■ **节选文本**
现在来看FullyConnected.h,因为长期不写cpp，所以对cpp代码都生疏了

#ifndef _FULLY_CONNECTED_H_

#define _FULLY_CONNECTED_H_

#include <cassert>

#include <cstring>

#include <cuda_runtime_api.h>

#include <cudnn.h>

#include <cublas_v2.h>

#include <stdexcept>

#include "NvInfer.h" //在路径 /TensorRT-5.0.2.6/include/

#include "NvCaffeParser.h" //在路径 /TensorRT-5.0.2.6/include/

#define CHECK(status) { if (status != 0) throw std::runtime_error(__FILE__ +  __LINE__ + std::string{"CUDA Error: "} + std::to_string(status)); }

// 将数据从host移动到device

nvinfer1::Weights copyToDevice(const void* hostData, int count)

{

	void* deviceData;

	CHECK(cudaMalloc(&deviceData, count * sizeof(float)));

	CHECK(cudaMemcpy(deviceData, hostData, count * sizeof(float), cudaMemcpyHostToDevice));

	return nvinfer1::Weights{nvinfer1::DataType::kFLOAT, deviceData, count};

}

//将数据从device移动到host

int copyFromDevice(char* hostBuffer, nvinfer1::Weights deviceWeights)

■ **任务要求**
判断以下三种说法是否与节选文本相符，逐项回答“是”或“否”，并照录文本中起决定作用的文字。
1. copyToDevice 函数调用 cudaMemcpy 时，把数据从 host 复制到 device。
2. 注释指出 NvInfer.h 位于路径 /TensorRT-5.0.2.6/lib/。
3. copyToDevice 函数用 cudaMalloc 分配的空间大小是 count * sizeof(double)。

■ **所给记录**
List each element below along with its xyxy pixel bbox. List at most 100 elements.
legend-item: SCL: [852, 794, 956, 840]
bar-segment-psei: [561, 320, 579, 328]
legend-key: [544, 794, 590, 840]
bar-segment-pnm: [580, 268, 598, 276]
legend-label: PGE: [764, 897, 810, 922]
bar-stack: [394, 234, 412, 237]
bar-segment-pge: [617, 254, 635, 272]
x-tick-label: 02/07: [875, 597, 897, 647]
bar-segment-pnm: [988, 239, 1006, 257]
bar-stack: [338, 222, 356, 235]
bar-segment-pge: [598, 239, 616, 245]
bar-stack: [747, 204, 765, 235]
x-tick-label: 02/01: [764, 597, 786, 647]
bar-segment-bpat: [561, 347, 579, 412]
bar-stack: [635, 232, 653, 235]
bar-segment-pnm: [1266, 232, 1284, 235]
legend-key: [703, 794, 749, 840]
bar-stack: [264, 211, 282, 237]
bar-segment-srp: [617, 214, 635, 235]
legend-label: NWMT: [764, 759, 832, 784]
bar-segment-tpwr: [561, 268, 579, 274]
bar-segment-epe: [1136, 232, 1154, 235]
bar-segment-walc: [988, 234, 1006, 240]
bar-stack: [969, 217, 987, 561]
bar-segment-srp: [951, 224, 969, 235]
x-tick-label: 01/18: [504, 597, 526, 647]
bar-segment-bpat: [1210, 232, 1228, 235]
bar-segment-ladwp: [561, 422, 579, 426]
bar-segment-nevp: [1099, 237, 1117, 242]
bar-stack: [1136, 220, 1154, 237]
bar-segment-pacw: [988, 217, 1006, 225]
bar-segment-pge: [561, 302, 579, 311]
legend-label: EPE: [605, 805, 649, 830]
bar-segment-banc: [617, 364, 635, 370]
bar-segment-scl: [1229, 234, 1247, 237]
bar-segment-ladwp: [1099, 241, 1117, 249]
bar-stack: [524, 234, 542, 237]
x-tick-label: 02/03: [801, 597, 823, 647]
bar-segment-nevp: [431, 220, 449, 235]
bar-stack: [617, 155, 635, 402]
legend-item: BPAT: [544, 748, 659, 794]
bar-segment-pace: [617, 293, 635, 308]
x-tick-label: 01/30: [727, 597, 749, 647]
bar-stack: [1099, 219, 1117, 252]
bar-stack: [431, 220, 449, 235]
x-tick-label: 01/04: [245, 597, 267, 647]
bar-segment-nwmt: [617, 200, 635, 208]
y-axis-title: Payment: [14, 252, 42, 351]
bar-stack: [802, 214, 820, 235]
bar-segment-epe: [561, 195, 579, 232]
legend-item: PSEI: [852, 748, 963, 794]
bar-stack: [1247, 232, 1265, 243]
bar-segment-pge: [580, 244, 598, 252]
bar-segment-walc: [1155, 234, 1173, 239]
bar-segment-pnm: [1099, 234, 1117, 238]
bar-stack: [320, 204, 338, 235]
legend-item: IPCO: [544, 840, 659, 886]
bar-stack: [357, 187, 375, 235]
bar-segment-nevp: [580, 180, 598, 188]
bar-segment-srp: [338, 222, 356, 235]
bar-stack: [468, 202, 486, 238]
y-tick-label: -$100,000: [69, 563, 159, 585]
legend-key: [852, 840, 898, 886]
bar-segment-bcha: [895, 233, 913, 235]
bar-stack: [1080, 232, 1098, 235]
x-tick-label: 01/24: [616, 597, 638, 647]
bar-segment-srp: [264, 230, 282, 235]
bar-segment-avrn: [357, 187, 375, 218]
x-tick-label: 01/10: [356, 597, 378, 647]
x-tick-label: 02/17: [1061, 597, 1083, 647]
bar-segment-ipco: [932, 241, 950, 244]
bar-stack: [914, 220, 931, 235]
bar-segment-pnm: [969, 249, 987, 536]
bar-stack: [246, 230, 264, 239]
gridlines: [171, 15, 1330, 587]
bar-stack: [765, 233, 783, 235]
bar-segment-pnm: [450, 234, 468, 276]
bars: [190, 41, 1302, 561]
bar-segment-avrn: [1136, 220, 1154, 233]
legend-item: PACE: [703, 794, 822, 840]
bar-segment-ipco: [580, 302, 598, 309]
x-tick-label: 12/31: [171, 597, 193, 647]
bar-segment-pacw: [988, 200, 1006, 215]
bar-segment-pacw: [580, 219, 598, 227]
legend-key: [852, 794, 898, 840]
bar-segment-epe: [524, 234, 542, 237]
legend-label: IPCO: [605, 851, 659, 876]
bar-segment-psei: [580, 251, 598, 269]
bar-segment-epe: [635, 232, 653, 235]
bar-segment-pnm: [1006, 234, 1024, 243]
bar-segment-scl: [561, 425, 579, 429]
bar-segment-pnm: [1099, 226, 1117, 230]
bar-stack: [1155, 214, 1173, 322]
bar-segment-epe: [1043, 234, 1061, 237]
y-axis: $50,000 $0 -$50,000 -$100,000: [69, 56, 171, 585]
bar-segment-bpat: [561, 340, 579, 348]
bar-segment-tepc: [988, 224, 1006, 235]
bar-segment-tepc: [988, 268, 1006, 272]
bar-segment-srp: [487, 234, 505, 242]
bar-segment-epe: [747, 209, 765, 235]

■ **参考解答**
1. 是。「CHECK(cudaMemcpy(deviceData, hostData, count * sizeof(float), cudaMemcpyHostToDevice));」
2. 否。「#include "NvInfer.h" //在路径 /TensorRT-5.0.2.6/include/」
3. 否。「CHECK(cudaMalloc(&deviceData, count * sizeof(float)));」